What you should do
Only the number is wanted: how many lines contain the word "JSON"?

Information supplied
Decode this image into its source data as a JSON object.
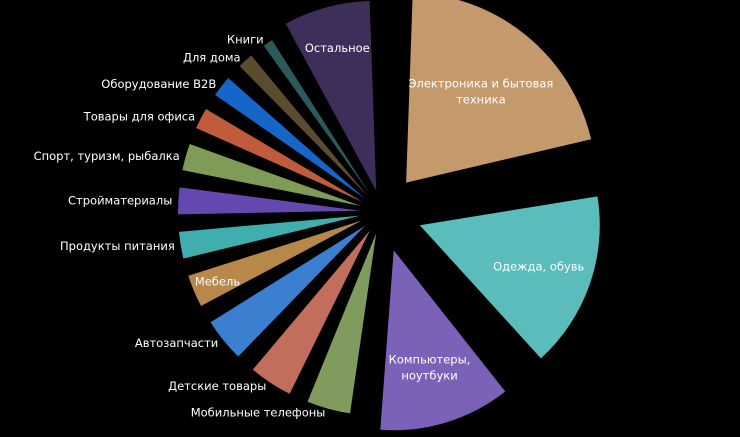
{
  "chart_data": {
    "type": "pie",
    "title": "",
    "legend": "none",
    "grid": false,
    "slices": [
      {
        "label": "Электроника и бытовая техника",
        "value": 22,
        "color": "#c49a6c",
        "label_color": "#ffffff"
      },
      {
        "label": "Одежда, обувь",
        "value": 17,
        "color": "#5bbcbc",
        "label_color": "#ffffff"
      },
      {
        "label": "Компьютеры, ноутбуки",
        "value": 13,
        "color": "#7b62b8",
        "label_color": "#ffffff"
      },
      {
        "label": "Мобильные телефоны",
        "value": 5,
        "color": "#7f9c5e",
        "label_color": "#ffffff"
      },
      {
        "label": "Детские товары",
        "value": 5,
        "color": "#c16f5c",
        "label_color": "#ffffff"
      },
      {
        "label": "Автозапчасти",
        "value": 5,
        "color": "#3a7fd0",
        "label_color": "#ffffff"
      },
      {
        "label": "Мебель",
        "value": 4,
        "color": "#b8874a",
        "label_color": "#ffffff"
      },
      {
        "label": "Продукты питания",
        "value": 3.5,
        "color": "#40aeae",
        "label_color": "#ffffff"
      },
      {
        "label": "Стройматериалы",
        "value": 3.5,
        "color": "#6547b0",
        "label_color": "#ffffff"
      },
      {
        "label": "Спорт, туризм, рыбалка",
        "value": 3.5,
        "color": "#7e9c55",
        "label_color": "#ffffff"
      },
      {
        "label": "Товары для офиса",
        "value": 3,
        "color": "#c05b3c",
        "label_color": "#ffffff"
      },
      {
        "label": "Оборудование B2B",
        "value": 3,
        "color": "#1665c9",
        "label_color": "#ffffff"
      },
      {
        "label": "Для дома",
        "value": 2.5,
        "color": "#5b4b2f",
        "label_color": "#ffffff"
      },
      {
        "label": "Книги",
        "value": 2,
        "color": "#2b5a5b",
        "label_color": "#ffffff"
      },
      {
        "label": "Остальное",
        "value": 8.5,
        "color": "#3e2f5a",
        "label_color": "#ffffff"
      }
    ]
  }
}
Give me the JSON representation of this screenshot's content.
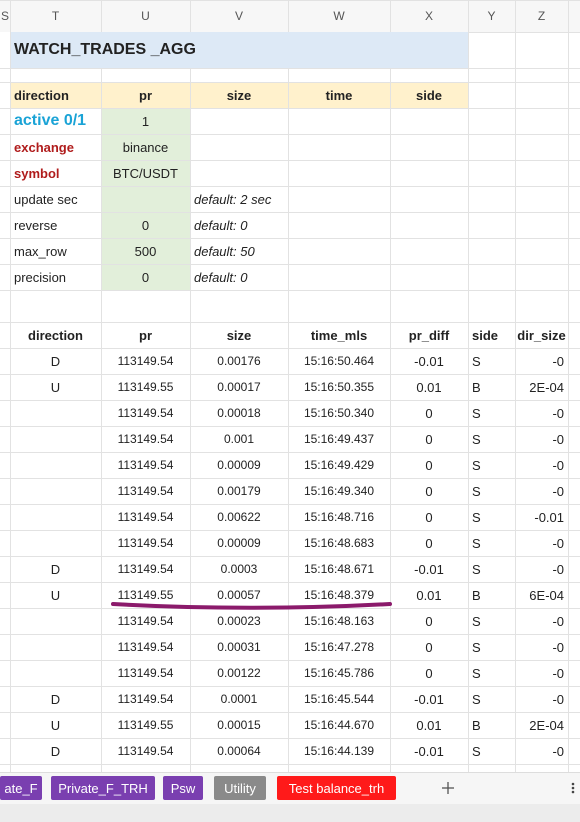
{
  "columns": [
    "S",
    "T",
    "U",
    "V",
    "W",
    "X",
    "Y",
    "Z"
  ],
  "title": "WATCH_TRADES _AGG",
  "config": {
    "header": [
      "direction",
      "pr",
      "size",
      "time",
      "side"
    ],
    "rows": [
      {
        "label": "active 0/1",
        "value": "1",
        "default": null
      },
      {
        "label": "exchange",
        "value": "binance",
        "default": null
      },
      {
        "label": "symbol",
        "value": "BTC/USDT",
        "default": null
      },
      {
        "label": "update sec",
        "value": null,
        "default": "default:  2 sec"
      },
      {
        "label": "reverse",
        "value": "0",
        "default": "default: 0"
      },
      {
        "label": "max_row",
        "value": "500",
        "default": "default: 50"
      },
      {
        "label": "precision",
        "value": "0",
        "default": "default: 0"
      }
    ]
  },
  "table": {
    "header": [
      "direction",
      "pr",
      "size",
      "time_mls",
      "pr_diff",
      "side",
      "dir_size"
    ],
    "rows": [
      [
        "D",
        "113149.54",
        "0.00176",
        "15:16:50.464",
        "-0.01",
        "S",
        "-0"
      ],
      [
        "U",
        "113149.55",
        "0.00017",
        "15:16:50.355",
        "0.01",
        "B",
        "2E-04"
      ],
      [
        null,
        "113149.54",
        "0.00018",
        "15:16:50.340",
        "0",
        "S",
        "-0"
      ],
      [
        null,
        "113149.54",
        "0.001",
        "15:16:49.437",
        "0",
        "S",
        "-0"
      ],
      [
        null,
        "113149.54",
        "0.00009",
        "15:16:49.429",
        "0",
        "S",
        "-0"
      ],
      [
        null,
        "113149.54",
        "0.00179",
        "15:16:49.340",
        "0",
        "S",
        "-0"
      ],
      [
        null,
        "113149.54",
        "0.00622",
        "15:16:48.716",
        "0",
        "S",
        "-0.01"
      ],
      [
        null,
        "113149.54",
        "0.00009",
        "15:16:48.683",
        "0",
        "S",
        "-0"
      ],
      [
        "D",
        "113149.54",
        "0.0003",
        "15:16:48.671",
        "-0.01",
        "S",
        "-0"
      ],
      [
        "U",
        "113149.55",
        "0.00057",
        "15:16:48.379",
        "0.01",
        "B",
        "6E-04"
      ],
      [
        null,
        "113149.54",
        "0.00023",
        "15:16:48.163",
        "0",
        "S",
        "-0"
      ],
      [
        null,
        "113149.54",
        "0.00031",
        "15:16:47.278",
        "0",
        "S",
        "-0"
      ],
      [
        null,
        "113149.54",
        "0.00122",
        "15:16:45.786",
        "0",
        "S",
        "-0"
      ],
      [
        "D",
        "113149.54",
        "0.0001",
        "15:16:45.544",
        "-0.01",
        "S",
        "-0"
      ],
      [
        "U",
        "113149.55",
        "0.00015",
        "15:16:44.670",
        "0.01",
        "B",
        "2E-04"
      ],
      [
        "D",
        "113149.54",
        "0.00064",
        "15:16:44.139",
        "-0.01",
        "S",
        "-0"
      ]
    ]
  },
  "tabs": [
    "ate_F",
    "Private_F_TRH",
    "Psw",
    "Utility",
    "Test balance_trh"
  ]
}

Response to the exercise
2